Data for this task:
□ □ □

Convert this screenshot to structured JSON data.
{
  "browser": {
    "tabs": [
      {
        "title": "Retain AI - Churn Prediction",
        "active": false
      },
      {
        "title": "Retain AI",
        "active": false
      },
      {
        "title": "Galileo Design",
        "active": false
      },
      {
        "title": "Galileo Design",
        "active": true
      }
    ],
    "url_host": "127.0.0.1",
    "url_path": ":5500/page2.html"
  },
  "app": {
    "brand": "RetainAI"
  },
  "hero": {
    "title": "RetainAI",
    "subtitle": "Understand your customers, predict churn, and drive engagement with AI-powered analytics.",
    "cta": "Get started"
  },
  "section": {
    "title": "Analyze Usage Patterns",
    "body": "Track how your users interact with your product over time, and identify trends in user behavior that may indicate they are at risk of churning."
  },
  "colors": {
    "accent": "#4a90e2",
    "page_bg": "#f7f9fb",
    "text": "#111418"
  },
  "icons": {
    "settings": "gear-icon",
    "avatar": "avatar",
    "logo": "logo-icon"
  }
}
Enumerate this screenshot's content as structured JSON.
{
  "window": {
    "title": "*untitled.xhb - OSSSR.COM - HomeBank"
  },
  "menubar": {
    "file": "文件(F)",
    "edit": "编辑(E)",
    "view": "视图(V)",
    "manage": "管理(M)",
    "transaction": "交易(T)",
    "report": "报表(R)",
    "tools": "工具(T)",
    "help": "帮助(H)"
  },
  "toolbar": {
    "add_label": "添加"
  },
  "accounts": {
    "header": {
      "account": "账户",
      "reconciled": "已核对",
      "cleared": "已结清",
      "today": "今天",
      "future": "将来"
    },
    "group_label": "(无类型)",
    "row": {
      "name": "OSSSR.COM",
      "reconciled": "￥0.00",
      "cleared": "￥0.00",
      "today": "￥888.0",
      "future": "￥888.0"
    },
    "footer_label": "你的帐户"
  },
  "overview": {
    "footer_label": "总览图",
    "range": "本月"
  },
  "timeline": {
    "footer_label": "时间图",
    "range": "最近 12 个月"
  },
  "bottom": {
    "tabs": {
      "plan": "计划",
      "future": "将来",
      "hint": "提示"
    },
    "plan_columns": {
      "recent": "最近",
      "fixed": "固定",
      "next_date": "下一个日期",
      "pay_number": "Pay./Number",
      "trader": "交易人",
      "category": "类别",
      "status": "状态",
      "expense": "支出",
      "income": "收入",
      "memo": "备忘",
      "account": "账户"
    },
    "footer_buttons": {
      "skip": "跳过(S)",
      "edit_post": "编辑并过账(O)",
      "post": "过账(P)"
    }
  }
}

□ □ □

Stated task: Repeat the lines above exactly.

Answer to this task:
Convert this screenshot to structured JSON data.
{
  "browser": {
    "tabs": [
      {
        "title": "Retain AI - Churn Prediction",
        "active": false
      },
      {
        "title": "Retain AI",
        "active": false
      },
      {
        "title": "Galileo Design",
        "active": false
      },
      {
        "title": "Galileo Design",
        "active": true
      }
    ],
    "url_host": "127.0.0.1",
    "url_path": ":5500/page2.html"
  },
  "app": {
    "brand": "RetainAI"
  },
  "hero": {
    "title": "RetainAI",
    "subtitle": "Understand your customers, predict churn, and drive engagement with AI-powered analytics.",
    "cta": "Get started"
  },
  "section": {
    "title": "Analyze Usage Patterns",
    "body": "Track how your users interact with your product over time, and identify trends in user behavior that may indicate they are at risk of churning."
  },
  "colors": {
    "accent": "#4a90e2",
    "page_bg": "#f7f9fb",
    "text": "#111418"
  },
  "icons": {
    "settings": "gear-icon",
    "avatar": "avatar",
    "logo": "logo-icon"
  }
}
Enumerate this screenshot's content as structured JSON.
{
  "window": {
    "title": "*untitled.xhb - OSSSR.COM - HomeBank"
  },
  "menubar": {
    "file": "文件(F)",
    "edit": "编辑(E)",
    "view": "视图(V)",
    "manage": "管理(M)",
    "transaction": "交易(T)",
    "report": "报表(R)",
    "tools": "工具(T)",
    "help": "帮助(H)"
  },
  "toolbar": {
    "add_label": "添加"
  },
  "accounts": {
    "header": {
      "account": "账户",
      "reconciled": "已核对",
      "cleared": "已结清",
      "today": "今天",
      "future": "将来"
    },
    "group_label": "(无类型)",
    "row": {
      "name": "OSSSR.COM",
      "reconciled": "￥0.00",
      "cleared": "￥0.00",
      "today": "￥888.0",
      "future": "￥888.0"
    },
    "footer_label": "你的帐户"
  },
  "overview": {
    "footer_label": "总览图",
    "range": "本月"
  },
  "timeline": {
    "footer_label": "时间图",
    "range": "最近 12 个月"
  },
  "bottom": {
    "tabs": {
      "plan": "计划",
      "future": "将来",
      "hint": "提示"
    },
    "plan_columns": {
      "recent": "最近",
      "fixed": "固定",
      "next_date": "下一个日期",
      "pay_number": "Pay./Number",
      "trader": "交易人",
      "category": "类别",
      "status": "状态",
      "expense": "支出",
      "income": "收入",
      "memo": "备忘",
      "account": "账户"
    },
    "footer_buttons": {
      "skip": "跳过(S)",
      "edit_post": "编辑并过账(O)",
      "post": "过账(P)"
    }
  }
}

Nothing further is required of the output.